TASK — Output each entry below as it stands, leaving out every picture.

SUPPLIED ENTRIES —
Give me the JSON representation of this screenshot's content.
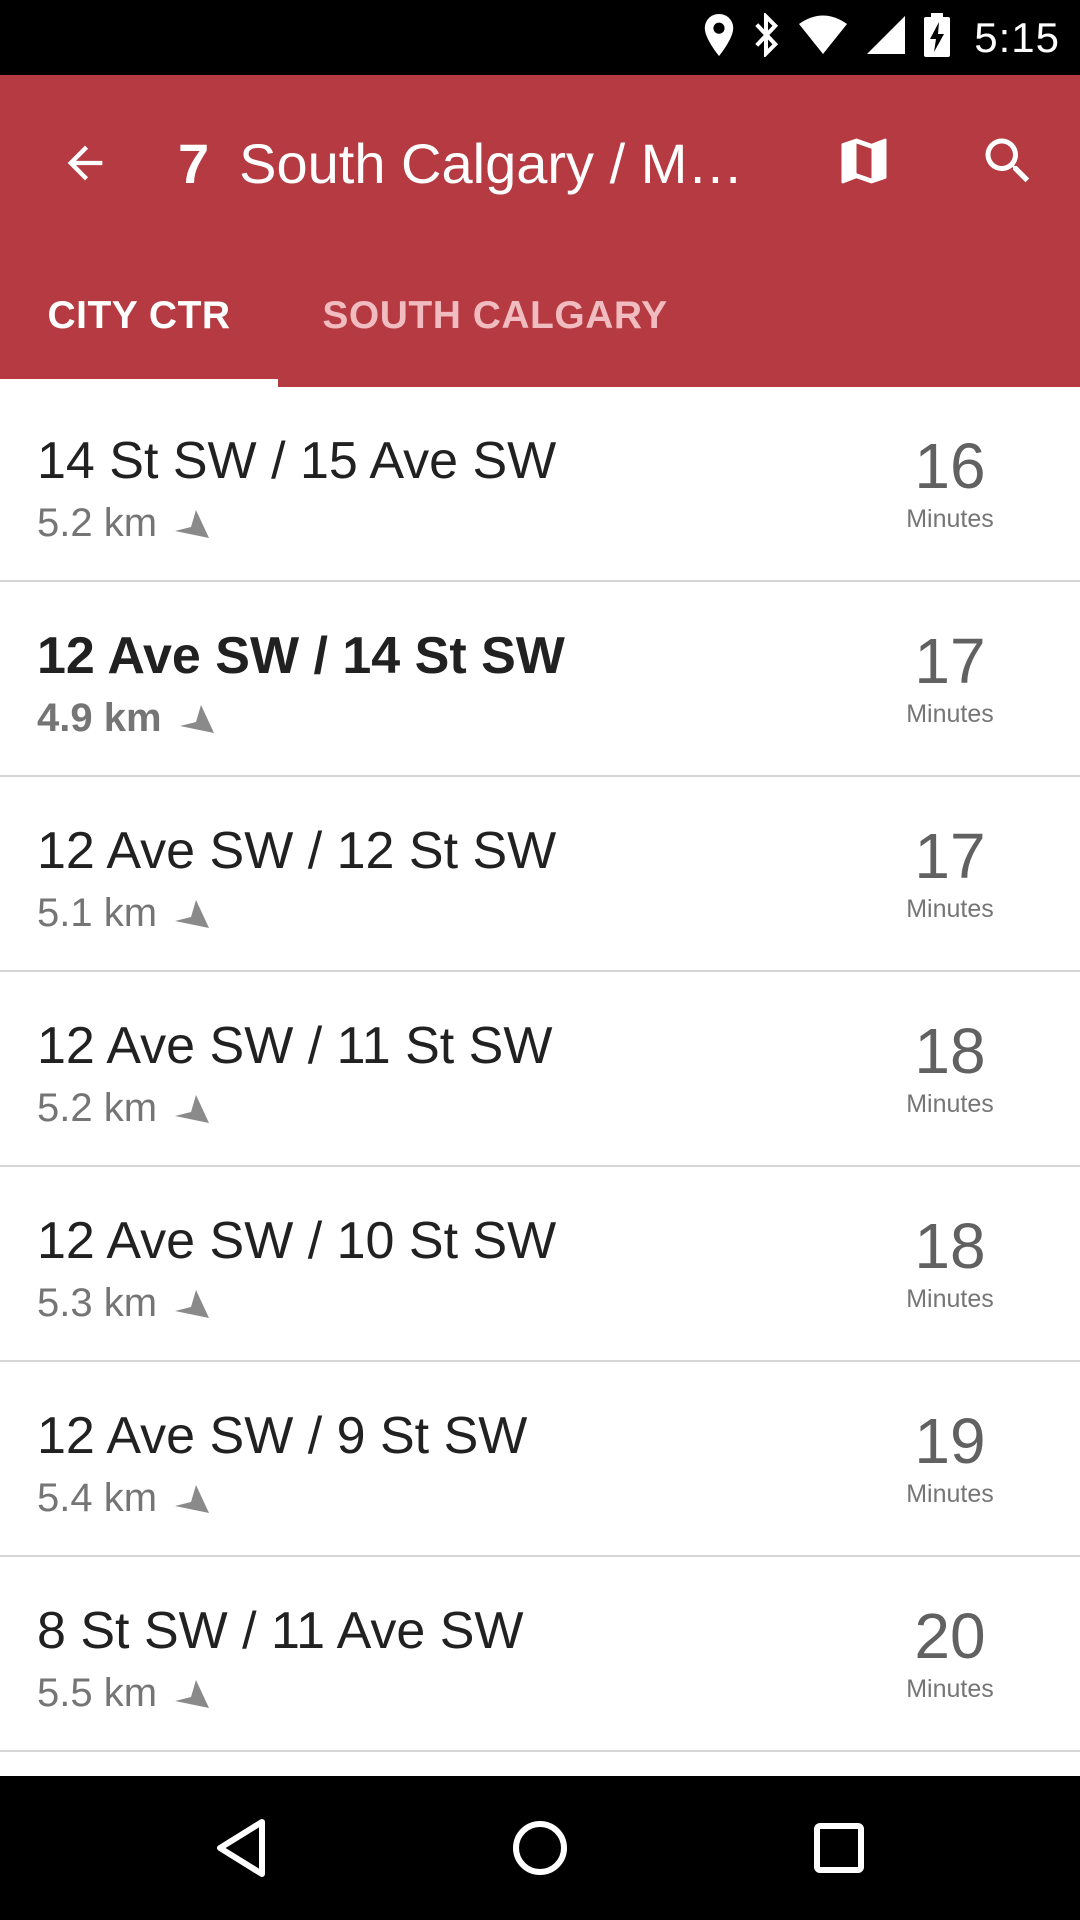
{
  "status_bar": {
    "time": "5:15",
    "icons": [
      "location-icon",
      "bluetooth-icon",
      "wifi-icon",
      "signal-icon",
      "battery-charging-icon"
    ]
  },
  "app_bar": {
    "route_number": "7",
    "route_name": "South Calgary / M…",
    "color": "#b53a41",
    "icons": [
      "back-arrow-icon",
      "map-icon",
      "search-icon"
    ]
  },
  "tabs": [
    {
      "label": "CITY CTR",
      "selected": true
    },
    {
      "label": "SOUTH CALGARY",
      "selected": false
    }
  ],
  "stops": [
    {
      "name": "14 St SW / 15 Ave SW",
      "distance": "5.2 km",
      "eta": "16",
      "eta_unit": "Minutes",
      "highlighted": false
    },
    {
      "name": "12 Ave SW / 14 St SW",
      "distance": "4.9 km",
      "eta": "17",
      "eta_unit": "Minutes",
      "highlighted": true
    },
    {
      "name": "12 Ave SW / 12 St SW",
      "distance": "5.1 km",
      "eta": "17",
      "eta_unit": "Minutes",
      "highlighted": false
    },
    {
      "name": "12 Ave SW / 11 St SW",
      "distance": "5.2 km",
      "eta": "18",
      "eta_unit": "Minutes",
      "highlighted": false
    },
    {
      "name": "12 Ave SW / 10 St SW",
      "distance": "5.3 km",
      "eta": "18",
      "eta_unit": "Minutes",
      "highlighted": false
    },
    {
      "name": "12 Ave SW / 9 St SW",
      "distance": "5.4 km",
      "eta": "19",
      "eta_unit": "Minutes",
      "highlighted": false
    },
    {
      "name": "8 St SW / 11 Ave SW",
      "distance": "5.5 km",
      "eta": "20",
      "eta_unit": "Minutes",
      "highlighted": false
    }
  ],
  "nav_bar": {
    "icons": [
      "back-triangle-icon",
      "home-circle-icon",
      "recents-square-icon"
    ]
  }
}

REPLY TO THE TASK —
Give me the JSON representation of this screenshot's content.
{
  "status_bar": {
    "time": "5:15",
    "icons": [
      "location-icon",
      "bluetooth-icon",
      "wifi-icon",
      "signal-icon",
      "battery-charging-icon"
    ]
  },
  "app_bar": {
    "route_number": "7",
    "route_name": "South Calgary / M…",
    "color": "#b53a41",
    "icons": [
      "back-arrow-icon",
      "map-icon",
      "search-icon"
    ]
  },
  "tabs": [
    {
      "label": "CITY CTR",
      "selected": true
    },
    {
      "label": "SOUTH CALGARY",
      "selected": false
    }
  ],
  "stops": [
    {
      "name": "14 St SW / 15 Ave SW",
      "distance": "5.2 km",
      "eta": "16",
      "eta_unit": "Minutes",
      "highlighted": false
    },
    {
      "name": "12 Ave SW / 14 St SW",
      "distance": "4.9 km",
      "eta": "17",
      "eta_unit": "Minutes",
      "highlighted": true
    },
    {
      "name": "12 Ave SW / 12 St SW",
      "distance": "5.1 km",
      "eta": "17",
      "eta_unit": "Minutes",
      "highlighted": false
    },
    {
      "name": "12 Ave SW / 11 St SW",
      "distance": "5.2 km",
      "eta": "18",
      "eta_unit": "Minutes",
      "highlighted": false
    },
    {
      "name": "12 Ave SW / 10 St SW",
      "distance": "5.3 km",
      "eta": "18",
      "eta_unit": "Minutes",
      "highlighted": false
    },
    {
      "name": "12 Ave SW / 9 St SW",
      "distance": "5.4 km",
      "eta": "19",
      "eta_unit": "Minutes",
      "highlighted": false
    },
    {
      "name": "8 St SW / 11 Ave SW",
      "distance": "5.5 km",
      "eta": "20",
      "eta_unit": "Minutes",
      "highlighted": false
    }
  ],
  "nav_bar": {
    "icons": [
      "back-triangle-icon",
      "home-circle-icon",
      "recents-square-icon"
    ]
  }
}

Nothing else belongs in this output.